GIVEN REQUEST:
Write every line out verbatim and omit the pictures.

EXTRACTED RECORDS:
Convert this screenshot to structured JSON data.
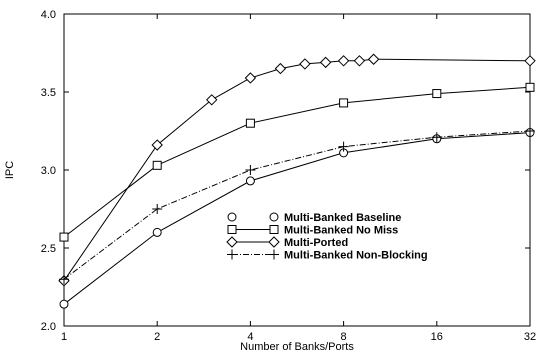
{
  "chart_data": {
    "type": "line",
    "title": "",
    "xlabel": "Number of Banks/Ports",
    "ylabel": "IPC",
    "x_scale": "log2",
    "x_ticks": [
      1,
      2,
      4,
      8,
      16,
      32
    ],
    "x_tick_labels": [
      "1",
      "2",
      "4",
      "8",
      "16",
      "32"
    ],
    "y_ticks": [
      2.0,
      2.5,
      3.0,
      3.5,
      4.0
    ],
    "y_tick_labels": [
      "2.0",
      "2.5",
      "3.0",
      "3.5",
      "4.0"
    ],
    "xlim": [
      1,
      32
    ],
    "ylim": [
      2.0,
      4.0
    ],
    "grid": false,
    "legend_position": "center",
    "series": [
      {
        "name": "Multi-Banked Baseline",
        "marker": "circle",
        "line": "solid",
        "x": [
          1,
          2,
          4,
          8,
          16,
          32
        ],
        "y": [
          2.14,
          2.6,
          2.93,
          3.11,
          3.2,
          3.24
        ]
      },
      {
        "name": "Multi-Banked No Miss",
        "marker": "square",
        "line": "solid",
        "x": [
          1,
          2,
          4,
          8,
          16,
          32
        ],
        "y": [
          2.57,
          3.03,
          3.3,
          3.43,
          3.49,
          3.53
        ]
      },
      {
        "name": "Multi-Ported",
        "marker": "diamond",
        "line": "solid",
        "x": [
          1,
          2,
          3,
          4,
          5,
          6,
          7,
          8,
          9,
          10,
          32
        ],
        "y": [
          2.29,
          3.16,
          3.45,
          3.59,
          3.65,
          3.68,
          3.69,
          3.7,
          3.7,
          3.71,
          3.7
        ]
      },
      {
        "name": "Multi-Banked Non-Blocking",
        "marker": "plus",
        "line": "dashdot",
        "x": [
          1,
          2,
          4,
          8,
          16,
          32
        ],
        "y": [
          2.3,
          2.75,
          3.0,
          3.15,
          3.21,
          3.25
        ]
      }
    ]
  }
}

SOLUTION FOR THIS EXERCISE:
Convert this screenshot to structured JSON data.
{
  "chart_data": {
    "type": "line",
    "title": "",
    "xlabel": "Number of Banks/Ports",
    "ylabel": "IPC",
    "x_scale": "log2",
    "x_ticks": [
      1,
      2,
      4,
      8,
      16,
      32
    ],
    "x_tick_labels": [
      "1",
      "2",
      "4",
      "8",
      "16",
      "32"
    ],
    "y_ticks": [
      2.0,
      2.5,
      3.0,
      3.5,
      4.0
    ],
    "y_tick_labels": [
      "2.0",
      "2.5",
      "3.0",
      "3.5",
      "4.0"
    ],
    "xlim": [
      1,
      32
    ],
    "ylim": [
      2.0,
      4.0
    ],
    "grid": false,
    "legend_position": "center",
    "series": [
      {
        "name": "Multi-Banked Baseline",
        "marker": "circle",
        "line": "solid",
        "x": [
          1,
          2,
          4,
          8,
          16,
          32
        ],
        "y": [
          2.14,
          2.6,
          2.93,
          3.11,
          3.2,
          3.24
        ]
      },
      {
        "name": "Multi-Banked No Miss",
        "marker": "square",
        "line": "solid",
        "x": [
          1,
          2,
          4,
          8,
          16,
          32
        ],
        "y": [
          2.57,
          3.03,
          3.3,
          3.43,
          3.49,
          3.53
        ]
      },
      {
        "name": "Multi-Ported",
        "marker": "diamond",
        "line": "solid",
        "x": [
          1,
          2,
          3,
          4,
          5,
          6,
          7,
          8,
          9,
          10,
          32
        ],
        "y": [
          2.29,
          3.16,
          3.45,
          3.59,
          3.65,
          3.68,
          3.69,
          3.7,
          3.7,
          3.71,
          3.7
        ]
      },
      {
        "name": "Multi-Banked Non-Blocking",
        "marker": "plus",
        "line": "dashdot",
        "x": [
          1,
          2,
          4,
          8,
          16,
          32
        ],
        "y": [
          2.3,
          2.75,
          3.0,
          3.15,
          3.21,
          3.25
        ]
      }
    ]
  }
}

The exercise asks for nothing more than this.